— Start —
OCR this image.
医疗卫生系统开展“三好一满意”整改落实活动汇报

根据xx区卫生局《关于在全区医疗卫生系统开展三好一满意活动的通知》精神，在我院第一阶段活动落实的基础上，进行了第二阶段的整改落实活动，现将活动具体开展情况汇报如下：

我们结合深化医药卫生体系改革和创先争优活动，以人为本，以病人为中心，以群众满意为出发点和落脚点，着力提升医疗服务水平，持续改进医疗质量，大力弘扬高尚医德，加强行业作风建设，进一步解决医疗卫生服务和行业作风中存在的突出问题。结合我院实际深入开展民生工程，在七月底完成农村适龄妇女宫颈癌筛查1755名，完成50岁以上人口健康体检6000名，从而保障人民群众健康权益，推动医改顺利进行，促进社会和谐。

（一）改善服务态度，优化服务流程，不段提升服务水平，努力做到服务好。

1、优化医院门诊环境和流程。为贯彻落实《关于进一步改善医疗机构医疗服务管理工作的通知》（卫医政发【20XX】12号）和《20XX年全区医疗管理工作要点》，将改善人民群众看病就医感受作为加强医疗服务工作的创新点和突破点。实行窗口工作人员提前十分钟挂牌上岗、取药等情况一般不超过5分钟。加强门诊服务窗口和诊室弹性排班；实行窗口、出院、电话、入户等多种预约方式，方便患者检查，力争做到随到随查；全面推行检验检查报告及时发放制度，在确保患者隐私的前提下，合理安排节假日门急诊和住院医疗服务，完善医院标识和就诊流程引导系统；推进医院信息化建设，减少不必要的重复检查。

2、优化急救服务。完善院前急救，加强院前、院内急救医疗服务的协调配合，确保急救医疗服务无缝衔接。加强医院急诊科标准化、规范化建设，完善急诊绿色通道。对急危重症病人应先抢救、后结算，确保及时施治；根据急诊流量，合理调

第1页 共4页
— End —
— Given request —
Return all of the data exactly as it reads.

— Output below —
OCR this image.
医疗卫生系统开展“三好一满意”整改落实活动汇报

根据xx区卫生局《关于在全区医疗卫生系统开展三好一满意活动的通知》精神，在我院第一阶段活动落实的基础上，进行了第二阶段的整改落实活动，现将活动具体开展情况汇报如下：

我们结合深化医药卫生体系改革和创先争优活动，以人为本，以病人为中心，以群众满意为出发点和落脚点，着力提升医疗服务水平，持续改进医疗质量，大力弘扬高尚医德，加强行业作风建设，进一步解决医疗卫生服务和行业作风中存在的突出问题。结合我院实际深入开展民生工程，在七月底完成农村适龄妇女宫颈癌筛查1755名，完成50岁以上人口健康体检6000名，从而保障人民群众健康权益，推动医改顺利进行，促进社会和谐。

（一）改善服务态度，优化服务流程，不段提升服务水平，努力做到服务好。

1、优化医院门诊环境和流程。为贯彻落实《关于进一步改善医疗机构医疗服务管理工作的通知》（卫医政发【20XX】12号）和《20XX年全区医疗管理工作要点》，将改善人民群众看病就医感受作为加强医疗服务工作的创新点和突破点。实行窗口工作人员提前十分钟挂牌上岗、取药等情况一般不超过5分钟。加强门诊服务窗口和诊室弹性排班；实行窗口、出院、电话、入户等多种预约方式，方便患者检查，力争做到随到随查；全面推行检验检查报告及时发放制度，在确保患者隐私的前提下，合理安排节假日门急诊和住院医疗服务，完善医院标识和就诊流程引导系统；推进医院信息化建设，减少不必要的重复检查。

2、优化急救服务。完善院前急救，加强院前、院内急救医疗服务的协调配合，确保急救医疗服务无缝衔接。加强医院急诊科标准化、规范化建设，完善急诊绿色通道。对急危重症病人应先抢救、后结算，确保及时施治；根据急诊流量，合理调

第1页 共4页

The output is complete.